*DIRECTION*: Write the data out again, exactly as given.

*DATA ROWS*:

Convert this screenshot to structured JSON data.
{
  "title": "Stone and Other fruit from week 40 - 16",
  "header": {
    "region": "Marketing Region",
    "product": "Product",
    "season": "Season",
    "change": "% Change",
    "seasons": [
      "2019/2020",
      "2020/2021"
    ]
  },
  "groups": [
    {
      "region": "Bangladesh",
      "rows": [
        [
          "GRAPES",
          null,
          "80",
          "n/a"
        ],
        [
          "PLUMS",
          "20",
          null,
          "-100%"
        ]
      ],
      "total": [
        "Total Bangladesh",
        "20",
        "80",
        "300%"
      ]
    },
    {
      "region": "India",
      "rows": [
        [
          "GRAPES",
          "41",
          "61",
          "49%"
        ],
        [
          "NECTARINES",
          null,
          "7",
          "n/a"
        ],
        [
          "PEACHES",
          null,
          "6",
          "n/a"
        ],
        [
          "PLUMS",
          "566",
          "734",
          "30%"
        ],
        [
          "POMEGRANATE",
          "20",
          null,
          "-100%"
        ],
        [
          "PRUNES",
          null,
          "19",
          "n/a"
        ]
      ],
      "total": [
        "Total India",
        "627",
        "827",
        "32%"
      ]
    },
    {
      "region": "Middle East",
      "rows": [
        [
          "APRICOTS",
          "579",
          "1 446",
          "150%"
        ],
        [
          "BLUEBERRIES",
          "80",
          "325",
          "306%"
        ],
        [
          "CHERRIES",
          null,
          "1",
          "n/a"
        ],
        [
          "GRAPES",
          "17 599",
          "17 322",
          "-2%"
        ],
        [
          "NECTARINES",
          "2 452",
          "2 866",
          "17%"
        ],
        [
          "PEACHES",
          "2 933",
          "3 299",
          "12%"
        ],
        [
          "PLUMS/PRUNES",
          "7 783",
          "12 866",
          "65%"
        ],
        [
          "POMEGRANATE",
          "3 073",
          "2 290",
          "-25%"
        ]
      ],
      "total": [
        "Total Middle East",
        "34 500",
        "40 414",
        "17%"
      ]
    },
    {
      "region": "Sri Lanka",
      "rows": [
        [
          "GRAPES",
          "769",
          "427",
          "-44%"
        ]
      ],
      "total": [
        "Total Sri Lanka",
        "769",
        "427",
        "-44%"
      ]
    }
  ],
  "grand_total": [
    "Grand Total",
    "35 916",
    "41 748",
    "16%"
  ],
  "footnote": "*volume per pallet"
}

*EXPECTED ANSWER*:
Convert this screenshot to structured JSON data.
{
  "title": "Stone and Other fruit from week 40 - 16",
  "header": {
    "region": "Marketing Region",
    "product": "Product",
    "season": "Season",
    "change": "% Change",
    "seasons": [
      "2019/2020",
      "2020/2021"
    ]
  },
  "groups": [
    {
      "region": "Bangladesh",
      "rows": [
        [
          "GRAPES",
          null,
          "80",
          "n/a"
        ],
        [
          "PLUMS",
          "20",
          null,
          "-100%"
        ]
      ],
      "total": [
        "Total Bangladesh",
        "20",
        "80",
        "300%"
      ]
    },
    {
      "region": "India",
      "rows": [
        [
          "GRAPES",
          "41",
          "61",
          "49%"
        ],
        [
          "NECTARINES",
          null,
          "7",
          "n/a"
        ],
        [
          "PEACHES",
          null,
          "6",
          "n/a"
        ],
        [
          "PLUMS",
          "566",
          "734",
          "30%"
        ],
        [
          "POMEGRANATE",
          "20",
          null,
          "-100%"
        ],
        [
          "PRUNES",
          null,
          "19",
          "n/a"
        ]
      ],
      "total": [
        "Total India",
        "627",
        "827",
        "32%"
      ]
    },
    {
      "region": "Middle East",
      "rows": [
        [
          "APRICOTS",
          "579",
          "1 446",
          "150%"
        ],
        [
          "BLUEBERRIES",
          "80",
          "325",
          "306%"
        ],
        [
          "CHERRIES",
          null,
          "1",
          "n/a"
        ],
        [
          "GRAPES",
          "17 599",
          "17 322",
          "-2%"
        ],
        [
          "NECTARINES",
          "2 452",
          "2 866",
          "17%"
        ],
        [
          "PEACHES",
          "2 933",
          "3 299",
          "12%"
        ],
        [
          "PLUMS/PRUNES",
          "7 783",
          "12 866",
          "65%"
        ],
        [
          "POMEGRANATE",
          "3 073",
          "2 290",
          "-25%"
        ]
      ],
      "total": [
        "Total Middle East",
        "34 500",
        "40 414",
        "17%"
      ]
    },
    {
      "region": "Sri Lanka",
      "rows": [
        [
          "GRAPES",
          "769",
          "427",
          "-44%"
        ]
      ],
      "total": [
        "Total Sri Lanka",
        "769",
        "427",
        "-44%"
      ]
    }
  ],
  "grand_total": [
    "Grand Total",
    "35 916",
    "41 748",
    "16%"
  ],
  "footnote": "*volume per pallet"
}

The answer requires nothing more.